● **Exercise requirements**:
Copy every line, leaving nothing out and adding nothing.

◆ ◆ ◆

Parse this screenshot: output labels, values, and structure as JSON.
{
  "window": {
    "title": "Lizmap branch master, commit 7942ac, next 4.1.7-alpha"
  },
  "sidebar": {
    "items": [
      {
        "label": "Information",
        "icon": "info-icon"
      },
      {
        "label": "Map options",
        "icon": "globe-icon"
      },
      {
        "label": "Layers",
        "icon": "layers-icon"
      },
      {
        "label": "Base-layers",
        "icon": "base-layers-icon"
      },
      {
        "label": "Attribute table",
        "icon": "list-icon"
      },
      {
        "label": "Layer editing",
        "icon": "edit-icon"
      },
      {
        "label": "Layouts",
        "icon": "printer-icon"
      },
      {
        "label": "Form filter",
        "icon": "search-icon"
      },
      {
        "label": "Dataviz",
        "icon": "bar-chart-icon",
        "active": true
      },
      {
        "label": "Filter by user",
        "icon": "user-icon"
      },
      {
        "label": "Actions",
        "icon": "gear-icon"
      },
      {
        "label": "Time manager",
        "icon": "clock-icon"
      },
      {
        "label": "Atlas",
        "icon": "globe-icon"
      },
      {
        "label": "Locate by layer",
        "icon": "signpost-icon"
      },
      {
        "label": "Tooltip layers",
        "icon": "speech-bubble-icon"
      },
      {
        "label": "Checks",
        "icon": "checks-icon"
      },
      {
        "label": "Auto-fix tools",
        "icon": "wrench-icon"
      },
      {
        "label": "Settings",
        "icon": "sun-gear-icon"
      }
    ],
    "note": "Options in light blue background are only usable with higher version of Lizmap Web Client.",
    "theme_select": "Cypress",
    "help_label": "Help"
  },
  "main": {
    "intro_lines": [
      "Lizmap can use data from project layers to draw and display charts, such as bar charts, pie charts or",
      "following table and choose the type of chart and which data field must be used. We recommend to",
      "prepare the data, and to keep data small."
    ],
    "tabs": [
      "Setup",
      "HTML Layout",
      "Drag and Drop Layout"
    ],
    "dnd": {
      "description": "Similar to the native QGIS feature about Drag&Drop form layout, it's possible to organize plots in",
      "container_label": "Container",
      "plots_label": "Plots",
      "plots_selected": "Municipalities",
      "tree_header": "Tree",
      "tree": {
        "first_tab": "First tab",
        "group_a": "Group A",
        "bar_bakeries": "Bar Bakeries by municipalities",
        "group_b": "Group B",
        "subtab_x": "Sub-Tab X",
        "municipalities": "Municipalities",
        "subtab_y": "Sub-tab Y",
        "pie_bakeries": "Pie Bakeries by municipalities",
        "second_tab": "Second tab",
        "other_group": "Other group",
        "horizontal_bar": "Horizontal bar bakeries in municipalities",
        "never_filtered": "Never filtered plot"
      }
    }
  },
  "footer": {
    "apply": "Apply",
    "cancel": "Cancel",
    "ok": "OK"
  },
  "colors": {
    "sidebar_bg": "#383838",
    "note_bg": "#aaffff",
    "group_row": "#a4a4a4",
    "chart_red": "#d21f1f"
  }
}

◆ ◆ ◆

● **Solved problem**:
Parse this screenshot: output labels, values, and structure as JSON.
{
  "window": {
    "title": "Lizmap branch master, commit 7942ac, next 4.1.7-alpha"
  },
  "sidebar": {
    "items": [
      {
        "label": "Information",
        "icon": "info-icon"
      },
      {
        "label": "Map options",
        "icon": "globe-icon"
      },
      {
        "label": "Layers",
        "icon": "layers-icon"
      },
      {
        "label": "Base-layers",
        "icon": "base-layers-icon"
      },
      {
        "label": "Attribute table",
        "icon": "list-icon"
      },
      {
        "label": "Layer editing",
        "icon": "edit-icon"
      },
      {
        "label": "Layouts",
        "icon": "printer-icon"
      },
      {
        "label": "Form filter",
        "icon": "search-icon"
      },
      {
        "label": "Dataviz",
        "icon": "bar-chart-icon",
        "active": true
      },
      {
        "label": "Filter by user",
        "icon": "user-icon"
      },
      {
        "label": "Actions",
        "icon": "gear-icon"
      },
      {
        "label": "Time manager",
        "icon": "clock-icon"
      },
      {
        "label": "Atlas",
        "icon": "globe-icon"
      },
      {
        "label": "Locate by layer",
        "icon": "signpost-icon"
      },
      {
        "label": "Tooltip layers",
        "icon": "speech-bubble-icon"
      },
      {
        "label": "Checks",
        "icon": "checks-icon"
      },
      {
        "label": "Auto-fix tools",
        "icon": "wrench-icon"
      },
      {
        "label": "Settings",
        "icon": "sun-gear-icon"
      }
    ],
    "note": "Options in light blue background are only usable with higher version of Lizmap Web Client.",
    "theme_select": "Cypress",
    "help_label": "Help"
  },
  "main": {
    "intro_lines": [
      "Lizmap can use data from project layers to draw and display charts, such as bar charts, pie charts or",
      "following table and choose the type of chart and which data field must be used. We recommend to",
      "prepare the data, and to keep data small."
    ],
    "tabs": [
      "Setup",
      "HTML Layout",
      "Drag and Drop Layout"
    ],
    "dnd": {
      "description": "Similar to the native QGIS feature about Drag&Drop form layout, it's possible to organize plots in",
      "container_label": "Container",
      "plots_label": "Plots",
      "plots_selected": "Municipalities",
      "tree_header": "Tree",
      "tree": {
        "first_tab": "First tab",
        "group_a": "Group A",
        "bar_bakeries": "Bar Bakeries by municipalities",
        "group_b": "Group B",
        "subtab_x": "Sub-Tab X",
        "municipalities": "Municipalities",
        "subtab_y": "Sub-tab Y",
        "pie_bakeries": "Pie Bakeries by municipalities",
        "second_tab": "Second tab",
        "other_group": "Other group",
        "horizontal_bar": "Horizontal bar bakeries in municipalities",
        "never_filtered": "Never filtered plot"
      }
    }
  },
  "footer": {
    "apply": "Apply",
    "cancel": "Cancel",
    "ok": "OK"
  },
  "colors": {
    "sidebar_bg": "#383838",
    "note_bg": "#aaffff",
    "group_row": "#a4a4a4",
    "chart_red": "#d21f1f"
  }
}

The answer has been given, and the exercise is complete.